Request | Extract each line of the items below and reproduce it character for character, with nothing changed.

++++++++++

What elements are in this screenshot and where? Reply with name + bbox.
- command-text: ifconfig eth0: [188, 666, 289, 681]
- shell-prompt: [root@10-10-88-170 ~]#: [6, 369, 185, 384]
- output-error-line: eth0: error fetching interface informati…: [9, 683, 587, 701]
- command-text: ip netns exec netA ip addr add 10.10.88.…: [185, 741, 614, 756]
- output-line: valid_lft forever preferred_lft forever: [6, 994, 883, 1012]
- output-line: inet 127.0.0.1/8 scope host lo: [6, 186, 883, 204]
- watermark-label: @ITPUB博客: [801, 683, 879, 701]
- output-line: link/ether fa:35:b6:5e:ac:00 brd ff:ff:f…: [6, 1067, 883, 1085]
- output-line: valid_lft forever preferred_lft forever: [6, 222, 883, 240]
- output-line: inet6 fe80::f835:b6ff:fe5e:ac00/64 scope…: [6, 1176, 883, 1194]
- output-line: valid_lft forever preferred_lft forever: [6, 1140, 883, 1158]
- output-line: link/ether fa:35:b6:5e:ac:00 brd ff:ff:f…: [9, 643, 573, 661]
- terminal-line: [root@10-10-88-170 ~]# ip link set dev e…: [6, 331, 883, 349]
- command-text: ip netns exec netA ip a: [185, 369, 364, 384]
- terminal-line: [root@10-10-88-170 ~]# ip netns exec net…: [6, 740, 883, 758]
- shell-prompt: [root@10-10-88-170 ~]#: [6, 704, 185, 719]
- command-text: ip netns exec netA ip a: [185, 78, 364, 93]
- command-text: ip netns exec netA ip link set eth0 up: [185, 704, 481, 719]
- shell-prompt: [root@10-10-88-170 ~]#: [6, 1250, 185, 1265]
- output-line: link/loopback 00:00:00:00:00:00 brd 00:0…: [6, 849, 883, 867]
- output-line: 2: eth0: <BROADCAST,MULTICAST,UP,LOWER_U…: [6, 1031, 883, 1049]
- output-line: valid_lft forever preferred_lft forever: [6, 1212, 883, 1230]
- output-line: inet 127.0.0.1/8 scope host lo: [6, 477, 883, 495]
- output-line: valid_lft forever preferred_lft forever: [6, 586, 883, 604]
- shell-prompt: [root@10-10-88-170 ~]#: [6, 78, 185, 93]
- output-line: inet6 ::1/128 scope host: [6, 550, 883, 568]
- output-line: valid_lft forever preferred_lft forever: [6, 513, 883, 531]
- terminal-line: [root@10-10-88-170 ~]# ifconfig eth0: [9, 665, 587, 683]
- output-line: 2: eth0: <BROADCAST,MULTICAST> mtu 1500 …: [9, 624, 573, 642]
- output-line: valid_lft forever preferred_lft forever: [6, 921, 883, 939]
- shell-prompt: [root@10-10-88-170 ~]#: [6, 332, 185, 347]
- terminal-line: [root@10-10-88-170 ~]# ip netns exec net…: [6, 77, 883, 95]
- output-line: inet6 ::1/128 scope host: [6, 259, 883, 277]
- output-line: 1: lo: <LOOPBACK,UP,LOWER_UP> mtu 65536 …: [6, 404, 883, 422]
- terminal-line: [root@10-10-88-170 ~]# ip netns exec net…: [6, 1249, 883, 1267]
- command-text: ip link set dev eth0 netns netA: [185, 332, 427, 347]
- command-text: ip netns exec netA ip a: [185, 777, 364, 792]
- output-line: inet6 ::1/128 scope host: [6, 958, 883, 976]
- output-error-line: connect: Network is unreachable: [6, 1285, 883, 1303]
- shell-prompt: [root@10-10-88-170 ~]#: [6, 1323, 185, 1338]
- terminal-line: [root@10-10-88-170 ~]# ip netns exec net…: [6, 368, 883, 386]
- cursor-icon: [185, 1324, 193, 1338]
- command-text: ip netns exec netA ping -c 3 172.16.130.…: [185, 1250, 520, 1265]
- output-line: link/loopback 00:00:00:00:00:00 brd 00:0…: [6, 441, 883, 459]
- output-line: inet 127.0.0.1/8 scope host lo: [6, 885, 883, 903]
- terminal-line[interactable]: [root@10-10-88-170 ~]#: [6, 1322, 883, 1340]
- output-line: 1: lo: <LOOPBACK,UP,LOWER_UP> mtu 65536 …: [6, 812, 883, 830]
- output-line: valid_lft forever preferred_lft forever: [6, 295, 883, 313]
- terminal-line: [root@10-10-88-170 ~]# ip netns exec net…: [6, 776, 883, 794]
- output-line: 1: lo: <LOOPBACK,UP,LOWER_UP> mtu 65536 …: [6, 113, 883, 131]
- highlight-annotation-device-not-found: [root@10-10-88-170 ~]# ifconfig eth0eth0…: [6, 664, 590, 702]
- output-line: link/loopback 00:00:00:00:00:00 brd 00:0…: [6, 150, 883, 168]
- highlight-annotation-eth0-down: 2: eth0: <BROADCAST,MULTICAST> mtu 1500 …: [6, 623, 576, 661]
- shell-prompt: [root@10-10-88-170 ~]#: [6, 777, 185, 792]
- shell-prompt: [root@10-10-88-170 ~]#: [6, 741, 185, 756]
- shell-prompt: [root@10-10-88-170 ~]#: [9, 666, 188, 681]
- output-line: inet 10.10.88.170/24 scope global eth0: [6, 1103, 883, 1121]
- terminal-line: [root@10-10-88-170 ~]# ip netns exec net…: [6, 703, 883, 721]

++++++++++

Expected answer |
What elements are in this screenshot and where? Reply with name + bbox.
- command-text: ifconfig eth0: [188, 666, 289, 681]
- shell-prompt: [root@10-10-88-170 ~]#: [6, 369, 185, 384]
- output-error-line: eth0: error fetching interface informati…: [9, 683, 587, 701]
- command-text: ip netns exec netA ip addr add 10.10.88.…: [185, 741, 614, 756]
- output-line: valid_lft forever preferred_lft forever: [6, 994, 883, 1012]
- output-line: inet 127.0.0.1/8 scope host lo: [6, 186, 883, 204]
- watermark-label: @ITPUB博客: [801, 683, 879, 701]
- output-line: link/ether fa:35:b6:5e:ac:00 brd ff:ff:f…: [6, 1067, 883, 1085]
- output-line: valid_lft forever preferred_lft forever: [6, 222, 883, 240]
- output-line: inet6 fe80::f835:b6ff:fe5e:ac00/64 scope…: [6, 1176, 883, 1194]
- output-line: valid_lft forever preferred_lft forever: [6, 1140, 883, 1158]
- output-line: link/ether fa:35:b6:5e:ac:00 brd ff:ff:f…: [9, 643, 573, 661]
- terminal-line: [root@10-10-88-170 ~]# ip link set dev e…: [6, 331, 883, 349]
- command-text: ip netns exec netA ip a: [185, 369, 364, 384]
- terminal-line: [root@10-10-88-170 ~]# ip netns exec net…: [6, 740, 883, 758]
- shell-prompt: [root@10-10-88-170 ~]#: [6, 704, 185, 719]
- command-text: ip netns exec netA ip a: [185, 78, 364, 93]
- command-text: ip netns exec netA ip link set eth0 up: [185, 704, 481, 719]
- shell-prompt: [root@10-10-88-170 ~]#: [6, 1250, 185, 1265]
- output-line: link/loopback 00:00:00:00:00:00 brd 00:0…: [6, 849, 883, 867]
- output-line: 2: eth0: <BROADCAST,MULTICAST,UP,LOWER_U…: [6, 1031, 883, 1049]
- output-line: valid_lft forever preferred_lft forever: [6, 1212, 883, 1230]
- output-line: inet 127.0.0.1/8 scope host lo: [6, 477, 883, 495]
- output-line: valid_lft forever preferred_lft forever: [6, 586, 883, 604]
- shell-prompt: [root@10-10-88-170 ~]#: [6, 78, 185, 93]
- output-line: inet6 ::1/128 scope host: [6, 550, 883, 568]
- output-line: valid_lft forever preferred_lft forever: [6, 513, 883, 531]
- terminal-line: [root@10-10-88-170 ~]# ifconfig eth0: [9, 665, 587, 683]
- output-line: 2: eth0: <BROADCAST,MULTICAST> mtu 1500 …: [9, 624, 573, 642]
- output-line: valid_lft forever preferred_lft forever: [6, 921, 883, 939]
- shell-prompt: [root@10-10-88-170 ~]#: [6, 332, 185, 347]
- terminal-line: [root@10-10-88-170 ~]# ip netns exec net…: [6, 77, 883, 95]
- output-line: inet6 ::1/128 scope host: [6, 259, 883, 277]
- output-line: 1: lo: <LOOPBACK,UP,LOWER_UP> mtu 65536 …: [6, 404, 883, 422]
- terminal-line: [root@10-10-88-170 ~]# ip netns exec net…: [6, 1249, 883, 1267]
- command-text: ip link set dev eth0 netns netA: [185, 332, 427, 347]
- command-text: ip netns exec netA ip a: [185, 777, 364, 792]
- output-line: inet6 ::1/128 scope host: [6, 958, 883, 976]
- output-error-line: connect: Network is unreachable: [6, 1285, 883, 1303]
- shell-prompt: [root@10-10-88-170 ~]#: [6, 1323, 185, 1338]
- terminal-line: [root@10-10-88-170 ~]# ip netns exec net…: [6, 368, 883, 386]
- cursor-icon: [185, 1324, 193, 1338]
- command-text: ip netns exec netA ping -c 3 172.16.130.…: [185, 1250, 520, 1265]
- output-line: link/loopback 00:00:00:00:00:00 brd 00:0…: [6, 441, 883, 459]
- output-line: inet 127.0.0.1/8 scope host lo: [6, 885, 883, 903]
- terminal-line[interactable]: [root@10-10-88-170 ~]#: [6, 1322, 883, 1340]
- output-line: 1: lo: <LOOPBACK,UP,LOWER_UP> mtu 65536 …: [6, 812, 883, 830]
- output-line: valid_lft forever preferred_lft forever: [6, 295, 883, 313]
- terminal-line: [root@10-10-88-170 ~]# ip netns exec net…: [6, 776, 883, 794]
- output-line: 1: lo: <LOOPBACK,UP,LOWER_UP> mtu 65536 …: [6, 113, 883, 131]
- highlight-annotation-device-not-found: [root@10-10-88-170 ~]# ifconfig eth0eth0…: [6, 664, 590, 702]
- output-line: link/loopback 00:00:00:00:00:00 brd 00:0…: [6, 150, 883, 168]
- highlight-annotation-eth0-down: 2: eth0: <BROADCAST,MULTICAST> mtu 1500 …: [6, 623, 576, 661]
- shell-prompt: [root@10-10-88-170 ~]#: [6, 777, 185, 792]
- shell-prompt: [root@10-10-88-170 ~]#: [6, 741, 185, 756]
- shell-prompt: [root@10-10-88-170 ~]#: [9, 666, 188, 681]
- output-line: inet 10.10.88.170/24 scope global eth0: [6, 1103, 883, 1121]
- terminal-line: [root@10-10-88-170 ~]# ip netns exec net…: [6, 703, 883, 721]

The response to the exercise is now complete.